<<<<

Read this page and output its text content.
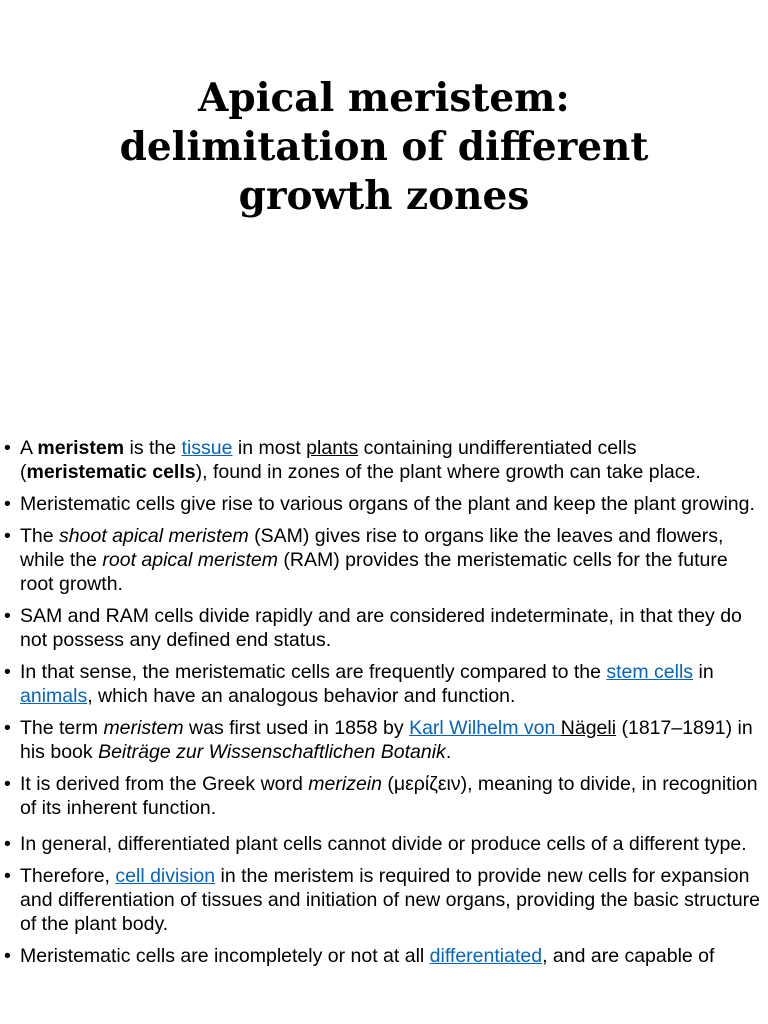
Apical meristem:
delimitation of different
growth zones
• A meristem is the tissue in most plants containing undifferentiated cells (meristematic cells), found in zones of the plant where growth can take place.
• Meristematic cells give rise to various organs of the plant and keep the plant growing.
• The shoot apical meristem (SAM) gives rise to organs like the leaves and flowers, while the root apical meristem (RAM) provides the meristematic cells for the future root growth.
• SAM and RAM cells divide rapidly and are considered indeterminate, in that they do not possess any defined end status.
• In that sense, the meristematic cells are frequently compared to the stem cells in animals, which have an analogous behavior and function.
• The term meristem was first used in 1858 by Karl Wilhelm von Nägeli (1817–1891) in his book Beiträge zur Wissenschaftlichen Botanik.
• It is derived from the Greek word merizein (μερίζειν), meaning to divide, in recognition of its inherent function.
• In general, differentiated plant cells cannot divide or produce cells of a different type.
• Therefore, cell division in the meristem is required to provide new cells for expansion and differentiation of tissues and initiation of new organs, providing the basic structure of the plant body.
• Meristematic cells are incompletely or not at all differentiated, and are capable of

>>>>

* To do
Transcribe all of the records above exactly; no image should appear in what you write.

* Solution for this exercise
Read this page and output its text content.
Apical meristem:
delimitation of different
growth zones
• A meristem is the tissue in most plants containing undifferentiated cells (meristematic cells), found in zones of the plant where growth can take place.
• Meristematic cells give rise to various organs of the plant and keep the plant growing.
• The shoot apical meristem (SAM) gives rise to organs like the leaves and flowers, while the root apical meristem (RAM) provides the meristematic cells for the future root growth.
• SAM and RAM cells divide rapidly and are considered indeterminate, in that they do not possess any defined end status.
• In that sense, the meristematic cells are frequently compared to the stem cells in animals, which have an analogous behavior and function.
• The term meristem was first used in 1858 by Karl Wilhelm von Nägeli (1817–1891) in his book Beiträge zur Wissenschaftlichen Botanik.
• It is derived from the Greek word merizein (μερίζειν), meaning to divide, in recognition of its inherent function.
• In general, differentiated plant cells cannot divide or produce cells of a different type.
• Therefore, cell division in the meristem is required to provide new cells for expansion and differentiation of tissues and initiation of new organs, providing the basic structure of the plant body.
• Meristematic cells are incompletely or not at all differentiated, and are capable of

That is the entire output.